-- 文本块 --
<<<<

POJ3255 Roadblocks 次短路

Description

Bessie has moved to a small farm and sometimes enjoys returning to visit one of her best friends. She does not want to get to her old home too quickly, because she likes the scenery along the way. She has decided to take the second-shortest rather than the
shortest path. She knows there must be some second-shortest path.

The countryside consists of R (1 ≤ R ≤ 100,000) bidirectional roads, each linking two of the N (1 ≤ N ≤ 5000) intersections, conveniently numbered 1..N. Bessie starts at intersection 1, and her friend (the destination)
is at intersection N.

>>>>

-- 存储数据 --
<<<<

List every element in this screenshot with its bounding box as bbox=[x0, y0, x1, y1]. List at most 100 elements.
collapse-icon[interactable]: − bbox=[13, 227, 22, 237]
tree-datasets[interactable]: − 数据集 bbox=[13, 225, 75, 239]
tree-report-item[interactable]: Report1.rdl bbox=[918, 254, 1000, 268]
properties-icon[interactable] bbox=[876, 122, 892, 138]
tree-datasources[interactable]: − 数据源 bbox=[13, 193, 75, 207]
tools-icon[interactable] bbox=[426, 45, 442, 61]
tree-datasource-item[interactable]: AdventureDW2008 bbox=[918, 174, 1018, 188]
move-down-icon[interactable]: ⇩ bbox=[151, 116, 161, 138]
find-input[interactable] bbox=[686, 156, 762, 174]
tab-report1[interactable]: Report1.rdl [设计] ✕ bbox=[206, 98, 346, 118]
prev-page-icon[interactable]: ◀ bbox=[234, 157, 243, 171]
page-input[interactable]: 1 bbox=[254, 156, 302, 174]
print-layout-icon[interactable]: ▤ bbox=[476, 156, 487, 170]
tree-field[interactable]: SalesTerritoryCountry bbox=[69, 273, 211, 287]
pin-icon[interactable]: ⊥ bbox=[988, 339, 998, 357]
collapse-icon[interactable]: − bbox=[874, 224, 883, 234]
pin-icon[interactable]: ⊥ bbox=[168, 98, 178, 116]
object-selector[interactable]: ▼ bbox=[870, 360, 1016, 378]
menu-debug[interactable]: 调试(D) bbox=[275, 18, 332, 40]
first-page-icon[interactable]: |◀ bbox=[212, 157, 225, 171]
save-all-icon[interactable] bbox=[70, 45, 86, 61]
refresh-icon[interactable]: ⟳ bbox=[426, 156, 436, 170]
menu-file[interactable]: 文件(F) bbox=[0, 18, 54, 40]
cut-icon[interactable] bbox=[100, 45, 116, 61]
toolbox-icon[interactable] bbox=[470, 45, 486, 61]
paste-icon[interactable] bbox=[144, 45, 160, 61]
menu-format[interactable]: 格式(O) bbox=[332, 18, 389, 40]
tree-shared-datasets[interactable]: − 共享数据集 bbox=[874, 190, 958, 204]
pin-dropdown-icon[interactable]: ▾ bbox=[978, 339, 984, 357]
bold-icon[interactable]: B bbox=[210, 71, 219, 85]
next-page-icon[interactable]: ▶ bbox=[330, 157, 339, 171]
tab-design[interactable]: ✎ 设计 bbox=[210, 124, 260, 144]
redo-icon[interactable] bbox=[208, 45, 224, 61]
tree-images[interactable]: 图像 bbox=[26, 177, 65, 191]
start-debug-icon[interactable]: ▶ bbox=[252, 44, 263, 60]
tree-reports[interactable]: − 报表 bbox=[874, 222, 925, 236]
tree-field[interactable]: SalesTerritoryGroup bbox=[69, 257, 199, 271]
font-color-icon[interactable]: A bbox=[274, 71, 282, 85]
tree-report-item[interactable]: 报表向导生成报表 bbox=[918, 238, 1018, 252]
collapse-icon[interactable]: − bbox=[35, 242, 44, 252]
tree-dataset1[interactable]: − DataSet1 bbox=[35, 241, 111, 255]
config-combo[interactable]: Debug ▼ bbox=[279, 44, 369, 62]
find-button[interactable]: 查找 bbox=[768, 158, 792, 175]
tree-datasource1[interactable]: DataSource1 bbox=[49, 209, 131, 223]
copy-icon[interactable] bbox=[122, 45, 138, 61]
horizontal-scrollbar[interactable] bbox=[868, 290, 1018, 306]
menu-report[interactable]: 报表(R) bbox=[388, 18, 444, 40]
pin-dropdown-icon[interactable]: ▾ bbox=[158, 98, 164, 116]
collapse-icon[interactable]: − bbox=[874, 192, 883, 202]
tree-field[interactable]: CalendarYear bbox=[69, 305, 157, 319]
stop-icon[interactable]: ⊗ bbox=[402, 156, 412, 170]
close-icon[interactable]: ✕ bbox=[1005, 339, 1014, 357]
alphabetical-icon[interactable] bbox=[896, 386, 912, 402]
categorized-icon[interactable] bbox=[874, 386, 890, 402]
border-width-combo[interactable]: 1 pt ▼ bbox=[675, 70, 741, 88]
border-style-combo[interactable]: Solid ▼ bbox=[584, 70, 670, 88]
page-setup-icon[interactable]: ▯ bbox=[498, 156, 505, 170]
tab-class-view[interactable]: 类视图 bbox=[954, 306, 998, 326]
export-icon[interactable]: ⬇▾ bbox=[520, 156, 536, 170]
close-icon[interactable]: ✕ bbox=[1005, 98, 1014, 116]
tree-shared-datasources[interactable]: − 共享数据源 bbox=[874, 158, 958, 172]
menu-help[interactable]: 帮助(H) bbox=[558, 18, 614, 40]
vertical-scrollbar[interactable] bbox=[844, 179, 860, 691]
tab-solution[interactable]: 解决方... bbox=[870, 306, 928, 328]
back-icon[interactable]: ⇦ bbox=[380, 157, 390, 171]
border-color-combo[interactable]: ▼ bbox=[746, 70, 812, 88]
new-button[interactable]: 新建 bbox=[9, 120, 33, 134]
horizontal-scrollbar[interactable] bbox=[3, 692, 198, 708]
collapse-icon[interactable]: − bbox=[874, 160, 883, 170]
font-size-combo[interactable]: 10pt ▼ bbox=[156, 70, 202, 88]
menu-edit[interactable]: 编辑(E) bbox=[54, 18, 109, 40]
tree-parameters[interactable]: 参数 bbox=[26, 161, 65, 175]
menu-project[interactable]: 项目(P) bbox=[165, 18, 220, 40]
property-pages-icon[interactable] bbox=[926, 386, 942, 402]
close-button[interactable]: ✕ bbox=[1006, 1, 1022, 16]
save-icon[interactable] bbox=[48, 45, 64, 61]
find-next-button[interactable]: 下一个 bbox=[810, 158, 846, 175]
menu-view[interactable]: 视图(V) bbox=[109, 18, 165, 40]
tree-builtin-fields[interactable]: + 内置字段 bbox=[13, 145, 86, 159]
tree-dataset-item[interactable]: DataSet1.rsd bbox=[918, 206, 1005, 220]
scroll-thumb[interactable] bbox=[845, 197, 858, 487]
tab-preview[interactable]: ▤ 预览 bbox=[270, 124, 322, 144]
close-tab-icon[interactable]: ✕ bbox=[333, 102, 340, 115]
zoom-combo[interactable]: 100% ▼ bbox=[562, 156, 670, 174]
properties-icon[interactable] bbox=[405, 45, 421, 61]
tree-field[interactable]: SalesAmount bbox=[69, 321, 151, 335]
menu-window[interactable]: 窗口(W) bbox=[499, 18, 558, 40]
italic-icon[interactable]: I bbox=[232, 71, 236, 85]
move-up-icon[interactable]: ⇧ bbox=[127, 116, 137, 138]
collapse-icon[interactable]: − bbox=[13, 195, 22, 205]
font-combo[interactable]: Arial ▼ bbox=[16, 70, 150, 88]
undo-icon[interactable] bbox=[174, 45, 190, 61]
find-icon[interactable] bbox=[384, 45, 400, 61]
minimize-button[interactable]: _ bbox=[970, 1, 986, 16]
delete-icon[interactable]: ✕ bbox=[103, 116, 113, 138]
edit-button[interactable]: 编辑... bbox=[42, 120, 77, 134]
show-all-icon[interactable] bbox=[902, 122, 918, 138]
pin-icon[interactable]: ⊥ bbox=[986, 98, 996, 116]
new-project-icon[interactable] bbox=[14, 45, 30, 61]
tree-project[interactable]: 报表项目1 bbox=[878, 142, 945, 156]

>>>>

-- 任务简述 1 --
在 Roadblocks 题目中，Bessie 从哪个路口出发？
-- 任务简述 2 --
接着 Roadblocks 题目的最后一句往下写。

-- 答案 1 --
Bessie 从 1 号路口出发。

-- 答案 2 --
The second-shortest path may share roads with any of the shortest paths, and it may backtrack i.e., use the same road or intersection more than once. The second-shortest path is the shortest path whose length is longer than the shortest path(s) (i.e., if
two or more shortest paths exist, the second-shortest path is the one whose length is longer than those but no longer than any other path).

Input

Line 1: Two space-separated integers: N and R 

Lines 2..R+1: Each line contains three space-separated integers: A, B, and D that describe a road that connects intersections A and B and has length D (1 ≤ D ≤ 5000)
Output

Line 1: The length of the second shortest path between node 1 and node N
Sample Input

4 4
1 2 100
2 4 200
2 3 250
3 4 100

Sample Output

450

Hint

Two routes: 1 -> 2 -> 4 (length 100+200=300) and 1 -> 2 -> 3 -> 4 (length 100+250+100=450)
Source
USACO 2006 November Gold

两种做法，一种简单但是慢，一种难理解但是快。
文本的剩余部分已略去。